Your task: Which lines hold the word "早餐五点一粥"? Copy each of them.

[START Data for the task]

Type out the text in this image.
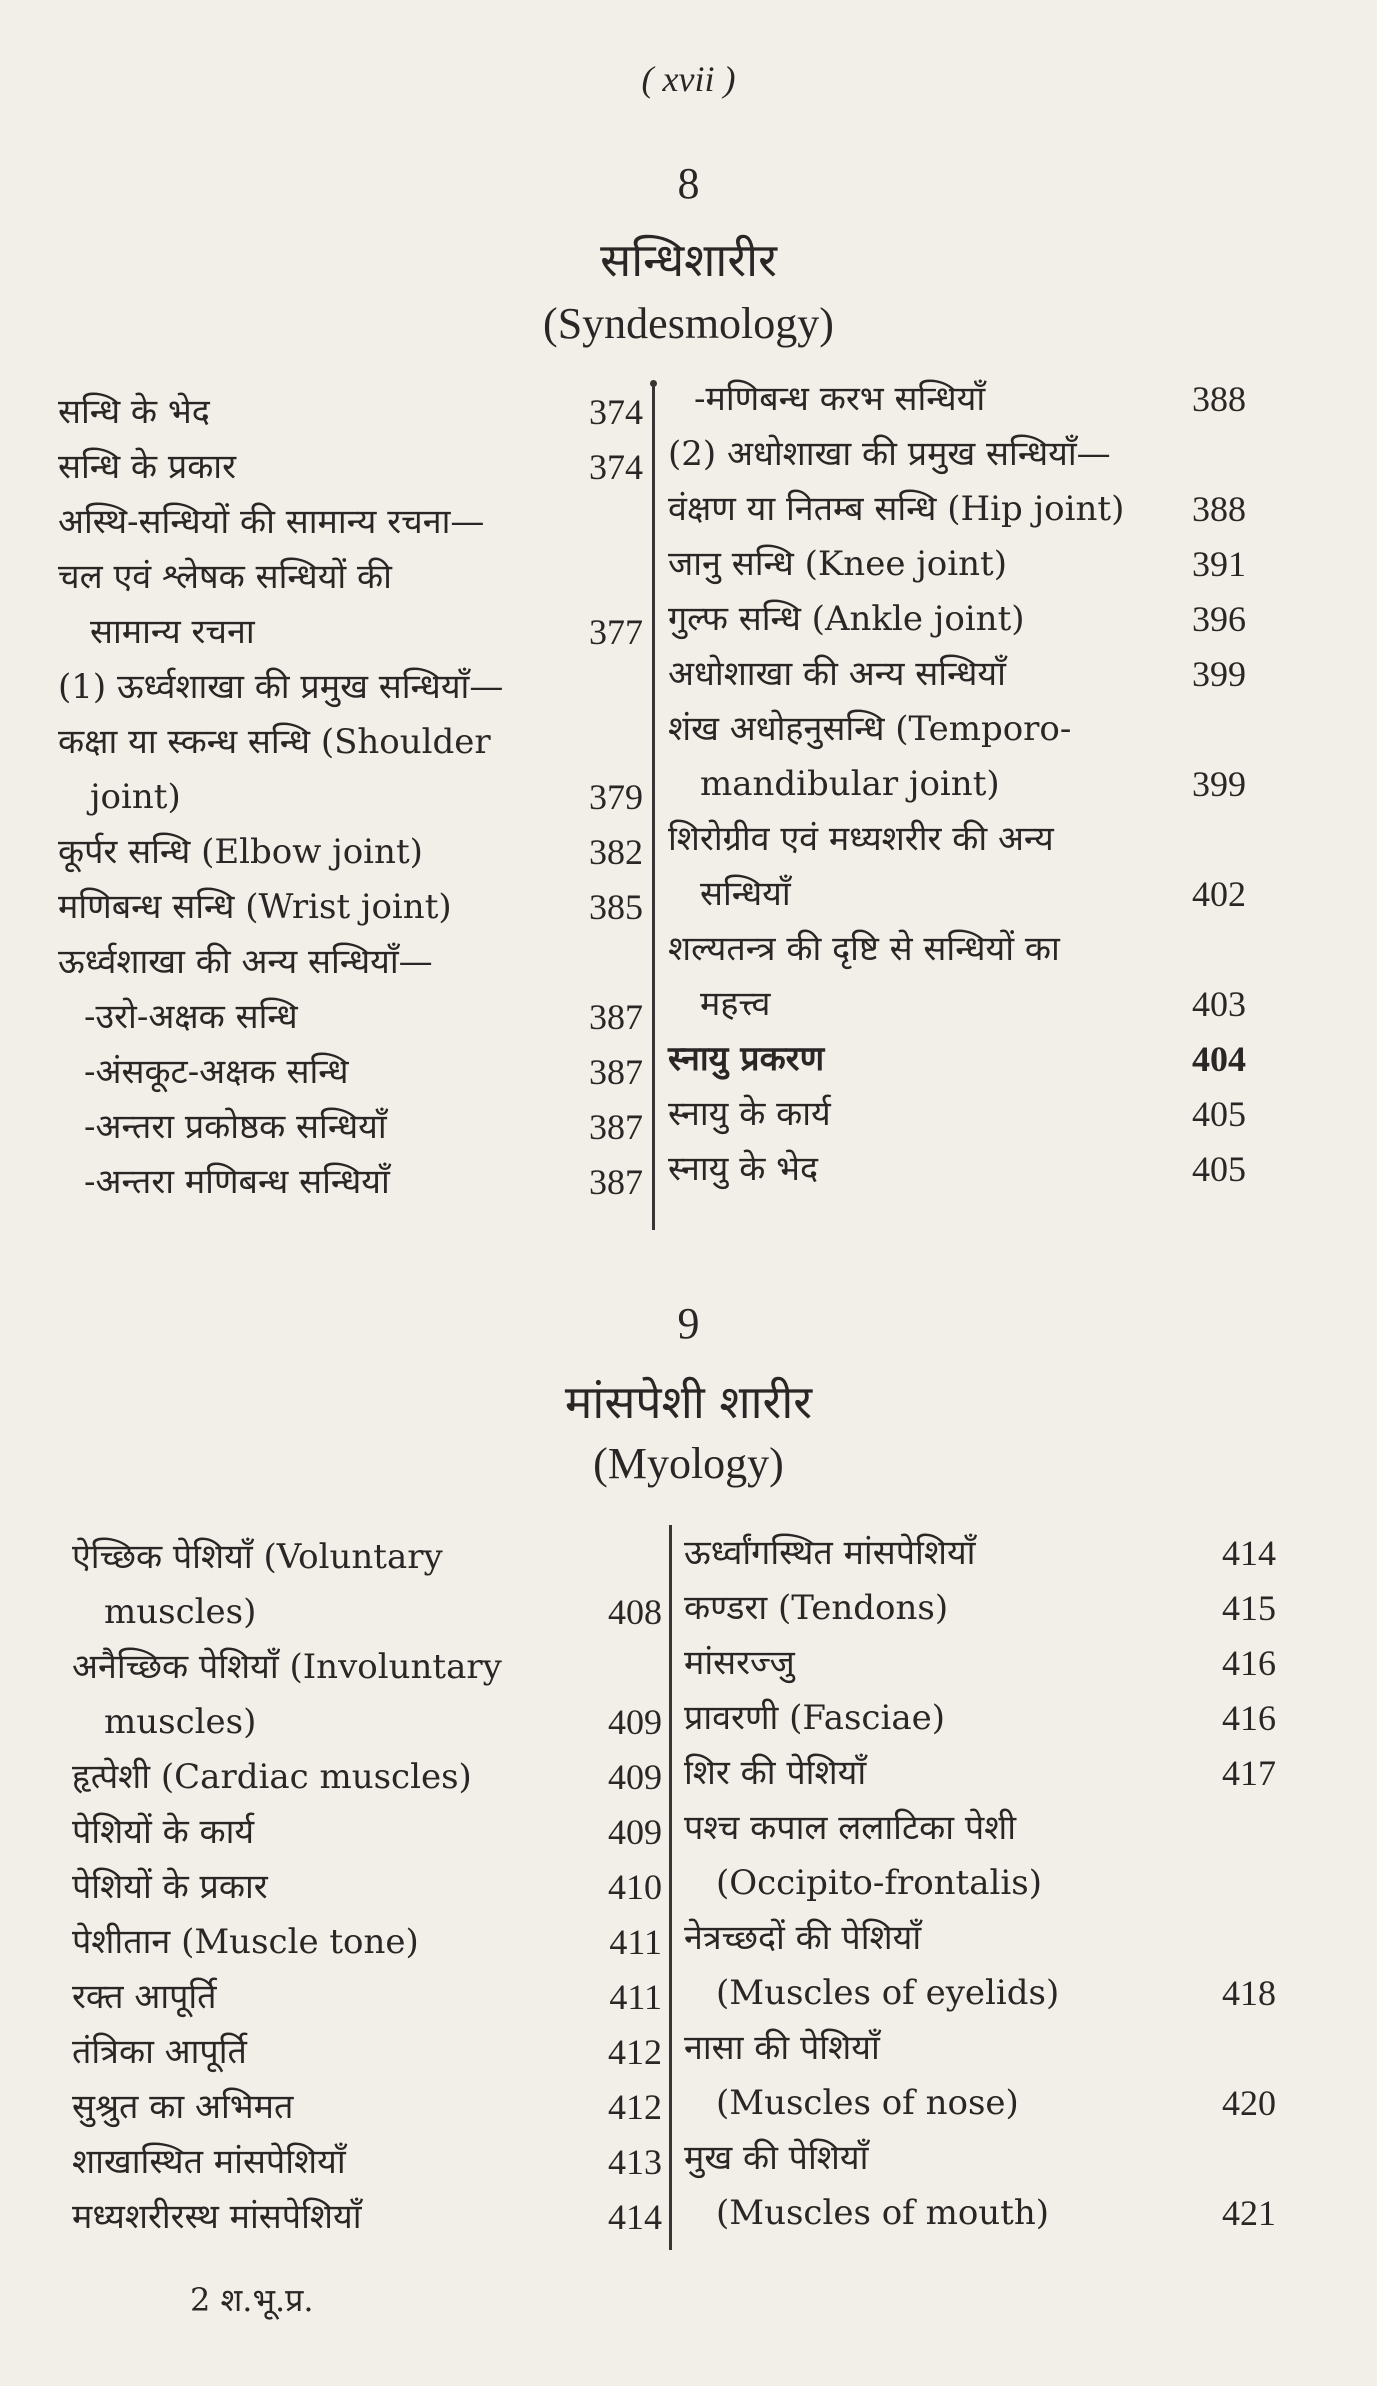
( xvii )
8
सन्धिशारीर
(Syndesmology)
सन्धि के भेद	374
सन्धि के प्रकार	374
अस्थि-सन्धियों की सामान्य रचना—
चल एवं श्लेषक सन्धियों की
सामान्य रचना	377
(1) ऊर्ध्वशाखा की प्रमुख सन्धियाँ—
कक्षा या स्कन्ध सन्धि (Shoulder
joint)	379
कूर्पर सन्धि (Elbow joint)	382
मणिबन्ध सन्धि (Wrist joint)	385
ऊर्ध्वशाखा की अन्य सन्धियाँ—
-उरो-अक्षक सन्धि	387
-अंसकूट-अक्षक सन्धि	387
-अन्तरा प्रकोष्ठक सन्धियाँ	387
-अन्तरा मणिबन्ध सन्धियाँ	387
-मणिबन्ध करभ सन्धियाँ	388
(2) अधोशाखा की प्रमुख सन्धियाँ—
वंक्षण या नितम्ब सन्धि (Hip joint)	388
जानु सन्धि (Knee joint)	391
गुल्फ सन्धि (Ankle joint)	396
अधोशाखा की अन्य सन्धियाँ	399
शंख अधोहनुसन्धि (Temporo-
mandibular joint)	399
शिरोग्रीव एवं मध्यशरीर की अन्य
सन्धियाँ	402
शल्यतन्त्र की दृष्टि से सन्धियों का
महत्त्व	403
स्नायु प्रकरण	404
स्नायु के कार्य	405
स्नायु के भेद	405
9
मांसपेशी शारीर
(Myology)
ऐच्छिक पेशियाँ (Voluntary
muscles)	408
अनैच्छिक पेशियाँ (Involuntary
muscles)	409
हृत्पेशी (Cardiac muscles)	409
पेशियों के कार्य	409
पेशियों के प्रकार	410
पेशीतान (Muscle tone)	411
रक्त आपूर्ति	411
तंत्रिका आपूर्ति	412
सुश्रुत का अभिमत	412
शाखास्थित मांसपेशियाँ	413
मध्यशरीरस्थ मांसपेशियाँ	414
ऊर्ध्वांगस्थित मांसपेशियाँ	414
कण्डरा (Tendons)	415
मांसरज्जु	416
प्रावरणी (Fasciae)	416
शिर की पेशियाँ	417
पश्च कपाल ललाटिका पेशी
(Occipito-frontalis)
नेत्रच्छदों की पेशियाँ
(Muscles of eyelids)	418
नासा की पेशियाँ
(Muscles of nose)	420
मुख की पेशियाँ
(Muscles of mouth)	421
2 श.भू.प्र.
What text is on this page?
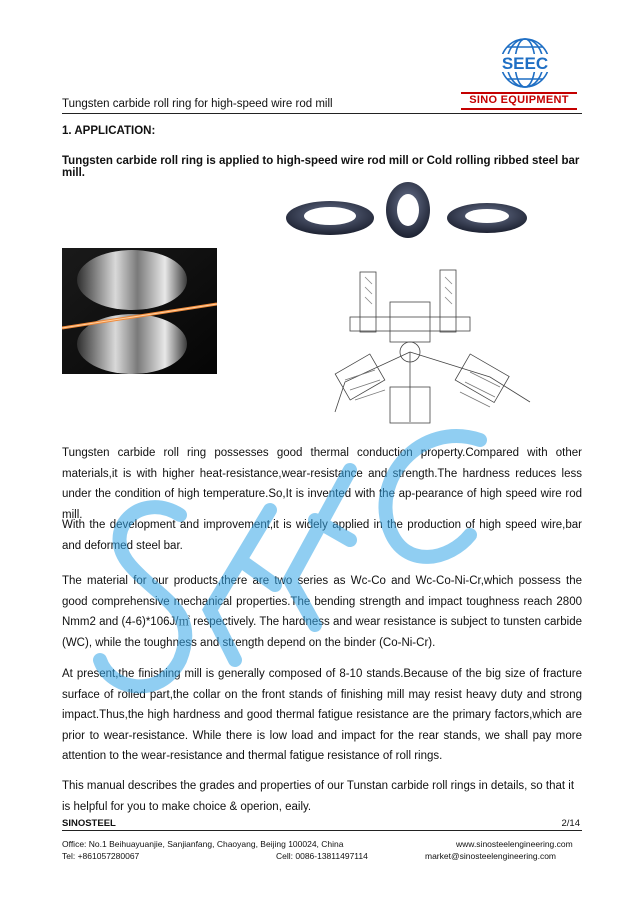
Tungsten carbide roll ring for high-speed wire rod mill
SEEC
SINO EQUIPMENT
1. APPLICATION:
Tungsten carbide roll ring is applied to high-speed wire rod mill or Cold rolling ribbed steel bar mill.
Tungsten carbide roll ring possesses good thermal conduction property.Compared with other materials,it is with higher heat-resistance,wear-resistance and strength.The hardness reduces less under the condition of high temperature.So,It is invented with the ap-pearance of high speed wire rod mill.
With the development and improvement,it is widely applied in the production of high speed wire,bar and deformed steel bar.
The material for our products,there are two series as Wc-Co and Wc-Co-Ni-Cr,which possess the good comprehensive mechanical properties.The bending strength and impact toughness reach 2800 Nmm2 and (4-6)*106J/㎡ respectively. The hardness and wear resistance is subject to tunsten carbide (WC), while the toughness and strength depend on the binder (Co-Ni-Cr).
At present,the finishing mill is generally composed of 8-10 stands.Because of the big size of fracture surface of rolled part,the collar on the front stands of finishing mill may resist heavy duty and strong impact.Thus,the high hardness and good thermal fatigue resistance are the primary factors,which are prior to wear-resistance. While there is low load and impact for the rear stands, we shall pay more attention to the wear-resistance and thermal fatigue resistance of roll rings.
This manual describes the grades and properties of our Tunstan carbide roll rings in details, so that it is helpful for you to make choice & operion, eaily.
SINOSTEEL	2/14
Office: No.1 Beihuayuanjie, Sanjianfang, Chaoyang, Beijing 100024, China	www.sinosteelengineering.com
Tel: +861057280067	Cell: 0086-13811497114	market@sinosteelengineering.com
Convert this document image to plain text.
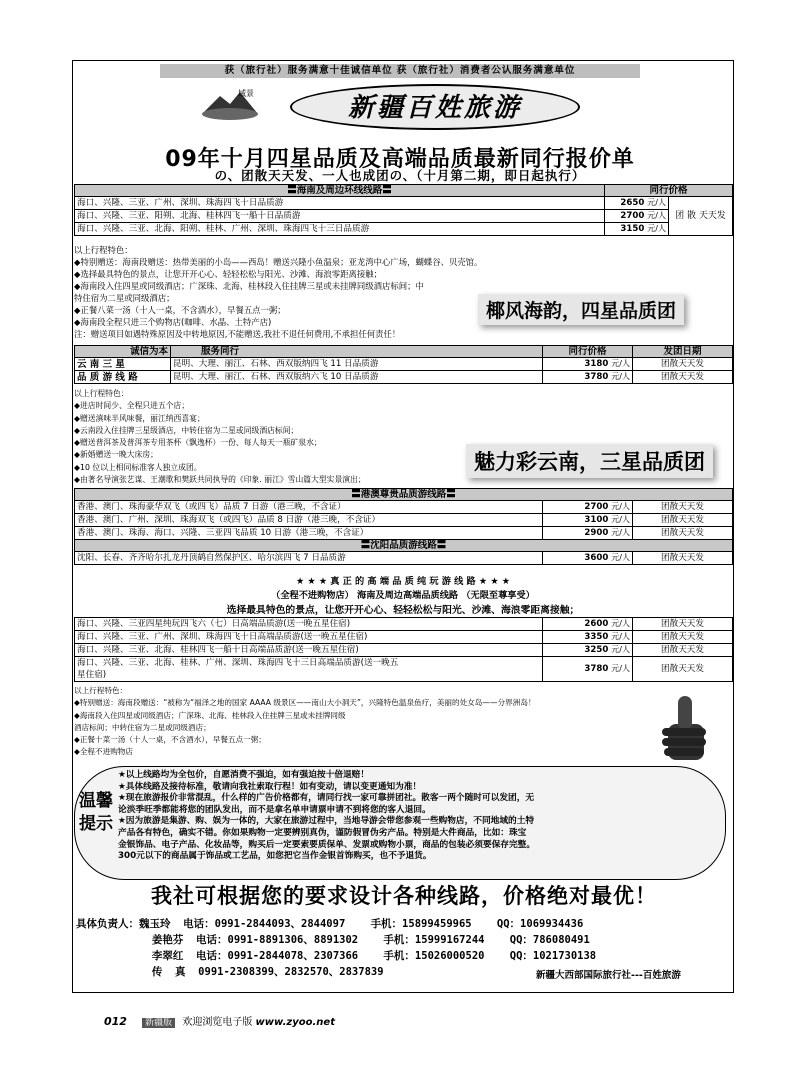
获（旅行社）服务满意十佳诚信单位 获（旅行社）消费者公认服务满意单位
域景	新疆百姓旅游
09年十月四星品质及高端品质最新同行报价单
の、团散天天发、一人也成团の、（十月第二期，即日起执行）
〓海南及周边环线线路〓	同行价格	
海口、兴隆、三亚、广州、深圳、珠海四飞十日品质游	2650 元/人	团 散 天天发
海口、兴隆、三亚、阳朔、北海、桂林四飞一船十日品质游	2700 元/人	
海口、兴隆、三亚、北海、阳朔、桂林、广州、深圳、珠海四飞十三日品质游	3150 元/人	
以上行程特色：
◆特别赠送：海南段赠送：热带美丽的小岛——西岛！赠送兴隆小鱼温泉；亚龙湾中心广场，蝴蝶谷、贝壳馆。
◆选择最具特色的景点，让您开开心心、轻轻松松与阳光、沙滩、海浪零距离接触；
◆海南段入住四星或同级酒店；广深珠、北海、桂林段入住挂牌三星或未挂牌同级酒店标间；中
特住宿为二星或同级酒店；
◆正餐八菜一汤（十人一桌，不含酒水），早餐五点一粥；
◆海南段全程只进三个购物店(咖啡、水晶、土特产店)
注：赠送项目如遇特殊原因及中转地原因,不能赠送,我社不退任何费用,不承担任何责任！
椰风海韵，四星品质团
诚信为本	服务同行	同行价格	发团日期
云 南 三 星	昆明、大理、丽江、石林、西双版纳四飞 11 日品质游	3180 元/人	团散天天发
品 质 游 线 路	昆明、大理、丽江、石林、西双版纳六飞 10 日品质游	3780 元/人	团散天天发
以上行程特色：
◆进店时间少、全程只进五个店；
◆赠送滇味半风味餐，丽江纳西喜宴；
◆云南段入住挂牌三星级酒店，中转住宿为二星或同级酒店标间；
◆赠送普洱茶及普洱茶专用茶杯（飘逸杯）一份、每人每天一瓶矿泉水；
◆新婚赠送一晚大床房；
◆10 位以上相同标准客人独立成团。
◆由著名导演张艺谋、王潮歌和樊跃共同执导的《印象. 丽江》雪山篇大型实景演出；
魅力彩云南，三星品质团
〓港澳尊贵品质游线路〓		
香港、澳门、珠海豪华双飞（或四飞）品质 7 日游（港三晚，不含证）	2700 元/人	团散天天发
香港、澳门、广州、深圳、珠海双飞（或四飞）品质 8 日游（港三晚，不含证）	3100 元/人	团散天天发
香港、澳门、珠海、海口、兴隆、三亚四飞品质 10 日游（港三晚，不含证）	2900 元/人	团散天天发
〓沈阳品质游线路〓		
沈阳、长春、齐齐哈尔扎龙丹顶鹤自然保护区、哈尔滨四飞 7 日品质游	3600 元/人	团散天天发
★ ★ ★ 真 正 的 高 端 品 质 纯 玩 游 线 路 ★ ★ ★
（全程不进购物店） 海南及周边高端品质线路 （无限至尊享受）
选择最具特色的景点，让您开开心心、轻轻松松与阳光、沙滩、海浪零距离接触；
海口、兴隆、三亚四星纯玩四飞六（七）日高端品质游(送一晚五星住宿)	2600 元/人	团散天天发
海口、兴隆、三亚、广州、深圳、珠海四飞十日高端品质游(送一晚五星住宿)	3350 元/人	团散天天发
海口、兴隆、三亚、北海、桂林四飞一船十日高端品质游(送一晚五星住宿)	3250 元/人	团散天天发
海口、兴隆、三亚、北海、桂林、广州、深圳、珠海四飞十三日高端品质游(送一晚五
星住宿)	3780 元/人	团散天天发
以上行程特色：
◆特别赠送：海南段赠送：“被称为“福泽之地的国家 AAAA 级景区——南山大小洞天”，兴隆特色温泉鱼疗，美丽的处女岛——分界洲岛！
◆海南段入住四星或同级酒店；广深珠、北海、桂林段入住挂牌三星或未挂牌同级
酒店标间；中转住宿为二星或同级酒店；
◆正餐十菜一汤（十人一桌，不含酒水），早餐五点一粥；
◆全程不进购物店
温馨提示
★以上线路均为全包价，自愿消费不强迫，如有强迫按十倍退赔！
★具体线路及接待标准，敬请向我社索取行程！如有变动，请以变更通知为准！
★现在旅游报价非常混乱，什么样的广告价格都有，请同行找一家可靠拼团社。散客一两个随时可以发团，无
论淡季旺季都能将您的团队发出，而不是拿名单申请票申请不到将您的客人退回。
★因为旅游是集游、购、娱为一体的，大家在旅游过程中，当地导游会带您参观一些购物店，不同地域的土特
产品各有特色，确实不错。你如果购物一定要辨别真伪，谨防假冒伪劣产品。特别是大件商品，比如：珠宝
金银饰品、电子产品、化妆品等，购买后一定要索要质保单、发票或购物小票，商品的包装必须要保存完整。
300元以下的商品属于饰品或工艺品，如您把它当作金银首饰购买，也不予退货。
我社可根据您的要求设计各种线路，价格绝对最优！
具体负责人：魏玉玲 电话：0991-2844093、2844097 手机：15899459965 QQ：1069934436
姜艳芬 电话：0991-8891306、8891302 手机：15999167244 QQ：786080491
李翠红 电话：0991-2844078、2307366 手机：15026000520 QQ：1021730138
传  真 0991-2308399、2832570、2837839	新疆大西部国际旅行社---百姓旅游
012 新疆版 欢迎浏览电子版 www.zyoo.net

[END Data for the task]

Result of the exercise:
◆正餐八菜一汤（十人一桌，不含酒水），早餐五点一粥；
◆正餐十菜一汤（十人一桌，不含酒水），早餐五点一粥；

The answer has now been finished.